TEXTE CHOISI >>
+ + +
Selon moi, le Natural Diamond Council nous réserve beaucoup de choses pour le second semestre. Cette période de l’année nous promet effectivement de nouveaux éléments et nous sommes prêts à travailler en partenariat avec d’autres acteurs du secteur aval pour tenter de rentabiliser au mieux nos dépenses.
Comment envisagez-vous le second semestre ?
C’est une question très difficile car tout dépendra de la vitesse et de la pérennité de la reprise de l’économie américaine. D’autres confinements, une deuxième vague de Covid-19, tout cela peut être très préjudiciable. Étant donné le peu que nous avons extrait et vendu, il est certain qu’une petite partie du stock commence à entrer dans la filière intermédiaire. Il y a certainement quelques ventes de bijoux en diamants en train de se conclure. Une partie de la reprise que nous avons constatée en Amérique a été assez solide. Il me semble que certains indépendants s’en sont assez bien tirés et que le bridal a obtenu d’assez bons résultats. Je ne pense pas que le pire soit derrière nous mais il est toujours assez difficile de savoir à quel moment nous connaîtrons un véritable retour de la demande. Tout dépendra véritablement de ce qui se passera au quatrième trimestre aux États-Unis.
+ + +
CONSIGNES >>
(A) Résumez sous forme de liste le paragraphe de l'entretien qui commence par « C'est une question très difficile », en gardant ses faits principaux.
(B) Recopiez sans rien changer le passage de l'entretien qui va de « C’est une question » à « trimestre aux États-Unis. ».

[Données de détection de mise en page de documents]
+ + +
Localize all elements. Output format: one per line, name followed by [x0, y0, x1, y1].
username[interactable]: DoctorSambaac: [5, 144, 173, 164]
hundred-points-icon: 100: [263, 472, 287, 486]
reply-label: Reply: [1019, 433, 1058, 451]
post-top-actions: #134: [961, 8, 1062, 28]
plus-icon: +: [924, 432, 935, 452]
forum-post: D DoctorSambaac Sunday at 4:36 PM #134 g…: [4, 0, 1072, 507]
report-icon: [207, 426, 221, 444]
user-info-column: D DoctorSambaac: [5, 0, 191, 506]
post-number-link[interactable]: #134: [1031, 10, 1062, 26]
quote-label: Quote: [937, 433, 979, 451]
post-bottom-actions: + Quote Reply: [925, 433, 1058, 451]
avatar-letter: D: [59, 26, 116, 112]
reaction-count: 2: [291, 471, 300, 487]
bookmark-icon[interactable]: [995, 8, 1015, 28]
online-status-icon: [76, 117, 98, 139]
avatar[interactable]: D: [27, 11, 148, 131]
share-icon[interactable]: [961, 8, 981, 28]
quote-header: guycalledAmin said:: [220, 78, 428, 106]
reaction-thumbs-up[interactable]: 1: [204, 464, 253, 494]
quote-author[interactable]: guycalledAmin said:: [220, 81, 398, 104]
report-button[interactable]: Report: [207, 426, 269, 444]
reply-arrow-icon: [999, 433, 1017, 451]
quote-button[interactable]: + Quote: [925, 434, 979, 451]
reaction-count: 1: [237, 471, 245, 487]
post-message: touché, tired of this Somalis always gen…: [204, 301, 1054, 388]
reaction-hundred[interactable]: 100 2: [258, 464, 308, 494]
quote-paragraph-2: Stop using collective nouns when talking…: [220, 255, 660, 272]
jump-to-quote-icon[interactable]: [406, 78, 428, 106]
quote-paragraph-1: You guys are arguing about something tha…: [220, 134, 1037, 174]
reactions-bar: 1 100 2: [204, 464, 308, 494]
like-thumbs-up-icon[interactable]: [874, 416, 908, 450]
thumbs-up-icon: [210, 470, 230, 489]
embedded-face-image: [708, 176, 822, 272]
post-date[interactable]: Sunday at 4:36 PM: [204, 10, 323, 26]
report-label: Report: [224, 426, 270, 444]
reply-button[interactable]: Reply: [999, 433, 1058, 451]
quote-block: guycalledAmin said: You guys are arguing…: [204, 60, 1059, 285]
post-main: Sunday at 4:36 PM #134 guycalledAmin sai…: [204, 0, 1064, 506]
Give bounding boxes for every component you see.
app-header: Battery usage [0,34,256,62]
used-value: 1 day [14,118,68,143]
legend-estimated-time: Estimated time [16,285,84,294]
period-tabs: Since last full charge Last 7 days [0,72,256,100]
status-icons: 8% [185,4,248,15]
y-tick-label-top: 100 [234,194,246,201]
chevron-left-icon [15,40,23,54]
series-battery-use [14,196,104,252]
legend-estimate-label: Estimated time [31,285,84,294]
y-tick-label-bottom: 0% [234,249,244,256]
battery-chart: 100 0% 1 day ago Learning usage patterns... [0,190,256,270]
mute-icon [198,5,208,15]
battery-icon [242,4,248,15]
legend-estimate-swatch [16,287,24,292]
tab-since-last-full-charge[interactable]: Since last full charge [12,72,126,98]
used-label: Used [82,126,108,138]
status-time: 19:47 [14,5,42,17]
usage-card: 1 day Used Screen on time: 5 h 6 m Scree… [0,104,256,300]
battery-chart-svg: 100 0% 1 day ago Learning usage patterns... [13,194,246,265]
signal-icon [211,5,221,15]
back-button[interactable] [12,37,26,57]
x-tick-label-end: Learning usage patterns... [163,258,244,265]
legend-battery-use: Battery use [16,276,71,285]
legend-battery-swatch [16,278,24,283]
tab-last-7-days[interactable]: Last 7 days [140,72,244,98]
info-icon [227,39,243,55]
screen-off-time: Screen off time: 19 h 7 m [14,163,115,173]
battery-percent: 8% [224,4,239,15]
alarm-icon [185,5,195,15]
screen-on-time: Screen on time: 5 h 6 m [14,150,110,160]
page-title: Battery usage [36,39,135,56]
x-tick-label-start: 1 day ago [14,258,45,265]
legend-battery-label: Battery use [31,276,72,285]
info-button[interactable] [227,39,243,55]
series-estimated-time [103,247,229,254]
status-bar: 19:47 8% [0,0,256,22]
+ + +
CORRIGÉS >>
(A)
- Tout dépend de la vitesse et de la durée de la reprise de l'économie américaine.
- De nouveaux confinements ou une deuxième vague de Covid-19 pourraient faire beaucoup de dégâts.
- Comme on a peu extrait et vendu, une petite partie du stock commence à entrer dans la filière intermédiaire.
- Des ventes de bijoux en diamants sont en train de se conclure.
- Aux États-Unis, la reprise a été en partie assez solide. Certains indépendants s'en sont bien sortis et le bridal a eu d'assez bons résultats.
- Le pire n'est pas forcément passé, et on ne sait pas quand la demande reviendra vraiment.
- Tout dépendra du quatrième trimestre aux États-Unis.

(B)
C’est une question très difficile car tout dépendra de la vitesse et de la pérennité de la reprise de l’économie américaine. D’autres confinements, une deuxième vague de Covid-19, tout cela peut être très préjudiciable. Étant donné le peu que nous avons extrait et vendu, il est certain qu’une petite partie du stock commence à entrer dans la filière intermédiaire. Il y a certainement quelques ventes de bijoux en diamants en train de se conclure. Une partie de la reprise que nous avons constatée en Amérique a été assez solide. Il me semble que certains indépendants s’en sont assez bien tirés et que le bridal a obtenu d’assez bons résultats. Je ne pense pas que le pire soit derrière nous mais il est toujours assez difficile de savoir à quel moment nous connaîtrons un véritable retour de la demande. Tout dépendra véritablement de ce qui se passera au quatrième trimestre aux États-Unis.